▶ [Written problem]: All records should be reproduced verbatim.

(Collected data)
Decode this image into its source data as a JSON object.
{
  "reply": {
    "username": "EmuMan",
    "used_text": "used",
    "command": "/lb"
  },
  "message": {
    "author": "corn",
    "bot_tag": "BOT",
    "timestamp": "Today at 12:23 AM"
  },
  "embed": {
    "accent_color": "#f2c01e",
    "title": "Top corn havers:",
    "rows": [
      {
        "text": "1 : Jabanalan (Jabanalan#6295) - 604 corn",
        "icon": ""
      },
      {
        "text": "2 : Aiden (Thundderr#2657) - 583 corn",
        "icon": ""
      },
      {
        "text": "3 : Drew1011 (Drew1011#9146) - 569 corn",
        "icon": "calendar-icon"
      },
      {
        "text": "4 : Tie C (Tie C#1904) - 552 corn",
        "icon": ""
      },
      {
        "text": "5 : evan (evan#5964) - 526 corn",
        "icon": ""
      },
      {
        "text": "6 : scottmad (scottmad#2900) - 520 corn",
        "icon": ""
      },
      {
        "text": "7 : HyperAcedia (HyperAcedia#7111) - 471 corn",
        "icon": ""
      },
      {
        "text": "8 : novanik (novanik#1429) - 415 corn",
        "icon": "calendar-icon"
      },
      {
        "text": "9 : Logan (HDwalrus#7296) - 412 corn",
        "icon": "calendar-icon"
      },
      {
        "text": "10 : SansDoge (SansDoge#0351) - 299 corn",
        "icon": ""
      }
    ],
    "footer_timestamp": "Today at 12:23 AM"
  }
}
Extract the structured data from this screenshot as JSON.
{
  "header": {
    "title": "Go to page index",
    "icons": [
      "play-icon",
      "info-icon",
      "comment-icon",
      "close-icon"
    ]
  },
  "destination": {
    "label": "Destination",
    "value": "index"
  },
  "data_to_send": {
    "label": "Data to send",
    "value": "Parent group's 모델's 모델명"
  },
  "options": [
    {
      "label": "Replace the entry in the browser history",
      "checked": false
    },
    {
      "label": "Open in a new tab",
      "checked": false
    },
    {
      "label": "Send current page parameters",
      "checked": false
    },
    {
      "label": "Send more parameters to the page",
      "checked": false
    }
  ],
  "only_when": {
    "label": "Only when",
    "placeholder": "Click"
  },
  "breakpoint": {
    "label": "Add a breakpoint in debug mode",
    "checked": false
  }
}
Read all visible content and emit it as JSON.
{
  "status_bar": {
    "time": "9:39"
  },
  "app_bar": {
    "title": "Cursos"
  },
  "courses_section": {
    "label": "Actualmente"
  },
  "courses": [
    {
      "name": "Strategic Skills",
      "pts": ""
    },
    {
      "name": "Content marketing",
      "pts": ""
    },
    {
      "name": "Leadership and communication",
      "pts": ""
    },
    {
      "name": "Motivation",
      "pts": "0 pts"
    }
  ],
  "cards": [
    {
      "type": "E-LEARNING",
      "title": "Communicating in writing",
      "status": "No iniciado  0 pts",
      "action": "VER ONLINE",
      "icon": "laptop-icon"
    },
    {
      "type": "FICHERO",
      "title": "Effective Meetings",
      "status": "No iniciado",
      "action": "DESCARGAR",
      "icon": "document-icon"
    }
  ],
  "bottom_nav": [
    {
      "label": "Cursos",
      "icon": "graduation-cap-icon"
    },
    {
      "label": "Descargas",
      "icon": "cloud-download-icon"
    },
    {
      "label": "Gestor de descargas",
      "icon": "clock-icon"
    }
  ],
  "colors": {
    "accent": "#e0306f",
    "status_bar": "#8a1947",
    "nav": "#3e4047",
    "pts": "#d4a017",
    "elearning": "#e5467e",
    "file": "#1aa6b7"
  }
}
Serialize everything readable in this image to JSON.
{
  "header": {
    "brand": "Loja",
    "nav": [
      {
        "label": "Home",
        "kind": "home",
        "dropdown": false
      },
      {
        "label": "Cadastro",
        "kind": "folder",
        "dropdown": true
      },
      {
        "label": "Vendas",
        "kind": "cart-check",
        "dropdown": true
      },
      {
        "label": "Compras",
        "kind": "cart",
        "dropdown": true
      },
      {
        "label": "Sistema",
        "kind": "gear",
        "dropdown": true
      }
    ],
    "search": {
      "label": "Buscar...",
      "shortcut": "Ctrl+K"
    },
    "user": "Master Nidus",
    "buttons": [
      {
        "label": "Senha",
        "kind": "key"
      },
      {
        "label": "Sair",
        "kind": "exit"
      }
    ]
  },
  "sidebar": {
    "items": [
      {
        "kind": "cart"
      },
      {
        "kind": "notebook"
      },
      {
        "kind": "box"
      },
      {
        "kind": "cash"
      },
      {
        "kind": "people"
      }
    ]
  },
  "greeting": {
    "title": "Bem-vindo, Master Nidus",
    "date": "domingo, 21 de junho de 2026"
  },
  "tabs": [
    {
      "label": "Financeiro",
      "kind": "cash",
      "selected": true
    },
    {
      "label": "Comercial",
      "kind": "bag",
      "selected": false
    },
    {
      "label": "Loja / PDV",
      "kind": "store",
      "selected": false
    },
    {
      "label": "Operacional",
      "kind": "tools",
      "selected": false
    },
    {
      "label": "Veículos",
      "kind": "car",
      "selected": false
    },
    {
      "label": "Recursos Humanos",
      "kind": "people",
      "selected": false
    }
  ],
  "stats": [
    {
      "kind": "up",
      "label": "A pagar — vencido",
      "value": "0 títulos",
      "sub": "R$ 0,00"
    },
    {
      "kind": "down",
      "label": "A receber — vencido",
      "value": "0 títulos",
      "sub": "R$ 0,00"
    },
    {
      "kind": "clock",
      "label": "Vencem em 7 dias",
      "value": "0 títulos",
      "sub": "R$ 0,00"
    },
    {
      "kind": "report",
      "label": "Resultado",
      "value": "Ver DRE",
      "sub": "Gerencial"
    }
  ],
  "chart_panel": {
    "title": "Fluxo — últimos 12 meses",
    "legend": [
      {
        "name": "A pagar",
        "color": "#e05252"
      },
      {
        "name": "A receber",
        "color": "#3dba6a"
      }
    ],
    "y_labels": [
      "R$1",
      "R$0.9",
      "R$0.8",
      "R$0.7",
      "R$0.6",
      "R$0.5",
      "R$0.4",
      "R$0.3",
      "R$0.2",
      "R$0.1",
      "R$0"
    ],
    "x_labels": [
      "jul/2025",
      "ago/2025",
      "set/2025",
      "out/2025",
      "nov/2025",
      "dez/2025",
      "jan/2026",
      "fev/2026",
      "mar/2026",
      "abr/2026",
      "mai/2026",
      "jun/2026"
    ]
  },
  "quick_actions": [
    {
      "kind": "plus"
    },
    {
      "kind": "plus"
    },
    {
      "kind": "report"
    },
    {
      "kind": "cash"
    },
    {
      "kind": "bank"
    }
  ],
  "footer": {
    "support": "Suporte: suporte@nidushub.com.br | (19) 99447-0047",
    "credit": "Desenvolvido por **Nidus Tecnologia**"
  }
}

▶ [Result]:
Decode this image into its source data as a JSON object.
{
  "reply": {
    "username": "EmuMan",
    "used_text": "used",
    "command": "/lb"
  },
  "message": {
    "author": "corn",
    "bot_tag": "BOT",
    "timestamp": "Today at 12:23 AM"
  },
  "embed": {
    "accent_color": "#f2c01e",
    "title": "Top corn havers:",
    "rows": [
      {
        "text": "1 : Jabanalan (Jabanalan#6295) - 604 corn",
        "icon": ""
      },
      {
        "text": "2 : Aiden (Thundderr#2657) - 583 corn",
        "icon": ""
      },
      {
        "text": "3 : Drew1011 (Drew1011#9146) - 569 corn",
        "icon": "calendar-icon"
      },
      {
        "text": "4 : Tie C (Tie C#1904) - 552 corn",
        "icon": ""
      },
      {
        "text": "5 : evan (evan#5964) - 526 corn",
        "icon": ""
      },
      {
        "text": "6 : scottmad (scottmad#2900) - 520 corn",
        "icon": ""
      },
      {
        "text": "7 : HyperAcedia (HyperAcedia#7111) - 471 corn",
        "icon": ""
      },
      {
        "text": "8 : novanik (novanik#1429) - 415 corn",
        "icon": "calendar-icon"
      },
      {
        "text": "9 : Logan (HDwalrus#7296) - 412 corn",
        "icon": "calendar-icon"
      },
      {
        "text": "10 : SansDoge (SansDoge#0351) - 299 corn",
        "icon": ""
      }
    ],
    "footer_timestamp": "Today at 12:23 AM"
  }
}
Extract the structured data from this screenshot as JSON.
{
  "header": {
    "title": "Go to page index",
    "icons": [
      "play-icon",
      "info-icon",
      "comment-icon",
      "close-icon"
    ]
  },
  "destination": {
    "label": "Destination",
    "value": "index"
  },
  "data_to_send": {
    "label": "Data to send",
    "value": "Parent group's 모델's 모델명"
  },
  "options": [
    {
      "label": "Replace the entry in the browser history",
      "checked": false
    },
    {
      "label": "Open in a new tab",
      "checked": false
    },
    {
      "label": "Send current page parameters",
      "checked": false
    },
    {
      "label": "Send more parameters to the page",
      "checked": false
    }
  ],
  "only_when": {
    "label": "Only when",
    "placeholder": "Click"
  },
  "breakpoint": {
    "label": "Add a breakpoint in debug mode",
    "checked": false
  }
}
Read all visible content and emit it as JSON.
{
  "status_bar": {
    "time": "9:39"
  },
  "app_bar": {
    "title": "Cursos"
  },
  "courses_section": {
    "label": "Actualmente"
  },
  "courses": [
    {
      "name": "Strategic Skills",
      "pts": ""
    },
    {
      "name": "Content marketing",
      "pts": ""
    },
    {
      "name": "Leadership and communication",
      "pts": ""
    },
    {
      "name": "Motivation",
      "pts": "0 pts"
    }
  ],
  "cards": [
    {
      "type": "E-LEARNING",
      "title": "Communicating in writing",
      "status": "No iniciado  0 pts",
      "action": "VER ONLINE",
      "icon": "laptop-icon"
    },
    {
      "type": "FICHERO",
      "title": "Effective Meetings",
      "status": "No iniciado",
      "action": "DESCARGAR",
      "icon": "document-icon"
    }
  ],
  "bottom_nav": [
    {
      "label": "Cursos",
      "icon": "graduation-cap-icon"
    },
    {
      "label": "Descargas",
      "icon": "cloud-download-icon"
    },
    {
      "label": "Gestor de descargas",
      "icon": "clock-icon"
    }
  ],
  "colors": {
    "accent": "#e0306f",
    "status_bar": "#8a1947",
    "nav": "#3e4047",
    "pts": "#d4a017",
    "elearning": "#e5467e",
    "file": "#1aa6b7"
  }
}
Serialize everything readable in this image to JSON.
{
  "header": {
    "brand": "Loja",
    "nav": [
      {
        "label": "Home",
        "kind": "home",
        "dropdown": false
      },
      {
        "label": "Cadastro",
        "kind": "folder",
        "dropdown": true
      },
      {
        "label": "Vendas",
        "kind": "cart-check",
        "dropdown": true
      },
      {
        "label": "Compras",
        "kind": "cart",
        "dropdown": true
      },
      {
        "label": "Sistema",
        "kind": "gear",
        "dropdown": true
      }
    ],
    "search": {
      "label": "Buscar...",
      "shortcut": "Ctrl+K"
    },
    "user": "Master Nidus",
    "buttons": [
      {
        "label": "Senha",
        "kind": "key"
      },
      {
        "label": "Sair",
        "kind": "exit"
      }
    ]
  },
  "sidebar": {
    "items": [
      {
        "kind": "cart"
      },
      {
        "kind": "notebook"
      },
      {
        "kind": "box"
      },
      {
        "kind": "cash"
      },
      {
        "kind": "people"
      }
    ]
  },
  "greeting": {
    "title": "Bem-vindo, Master Nidus",
    "date": "domingo, 21 de junho de 2026"
  },
  "tabs": [
    {
      "label": "Financeiro",
      "kind": "cash",
      "selected": true
    },
    {
      "label": "Comercial",
      "kind": "bag",
      "selected": false
    },
    {
      "label": "Loja / PDV",
      "kind": "store",
      "selected": false
    },
    {
      "label": "Operacional",
      "kind": "tools",
      "selected": false
    },
    {
      "label": "Veículos",
      "kind": "car",
      "selected": false
    },
    {
      "label": "Recursos Humanos",
      "kind": "people",
      "selected": false
    }
  ],
  "stats": [
    {
      "kind": "up",
      "label": "A pagar — vencido",
      "value": "0 títulos",
      "sub": "R$ 0,00"
    },
    {
      "kind": "down",
      "label": "A receber — vencido",
      "value": "0 títulos",
      "sub": "R$ 0,00"
    },
    {
      "kind": "clock",
      "label": "Vencem em 7 dias",
      "value": "0 títulos",
      "sub": "R$ 0,00"
    },
    {
      "kind": "report",
      "label": "Resultado",
      "value": "Ver DRE",
      "sub": "Gerencial"
    }
  ],
  "chart_panel": {
    "title": "Fluxo — últimos 12 meses",
    "legend": [
      {
        "name": "A pagar",
        "color": "#e05252"
      },
      {
        "name": "A receber",
        "color": "#3dba6a"
      }
    ],
    "y_labels": [
      "R$1",
      "R$0.9",
      "R$0.8",
      "R$0.7",
      "R$0.6",
      "R$0.5",
      "R$0.4",
      "R$0.3",
      "R$0.2",
      "R$0.1",
      "R$0"
    ],
    "x_labels": [
      "jul/2025",
      "ago/2025",
      "set/2025",
      "out/2025",
      "nov/2025",
      "dez/2025",
      "jan/2026",
      "fev/2026",
      "mar/2026",
      "abr/2026",
      "mai/2026",
      "jun/2026"
    ]
  },
  "quick_actions": [
    {
      "kind": "plus"
    },
    {
      "kind": "plus"
    },
    {
      "kind": "report"
    },
    {
      "kind": "cash"
    },
    {
      "kind": "bank"
    }
  ],
  "footer": {
    "support": "Suporte: suporte@nidushub.com.br | (19) 99447-0047",
    "credit": "Desenvolvido por **Nidus Tecnologia**"
  }
}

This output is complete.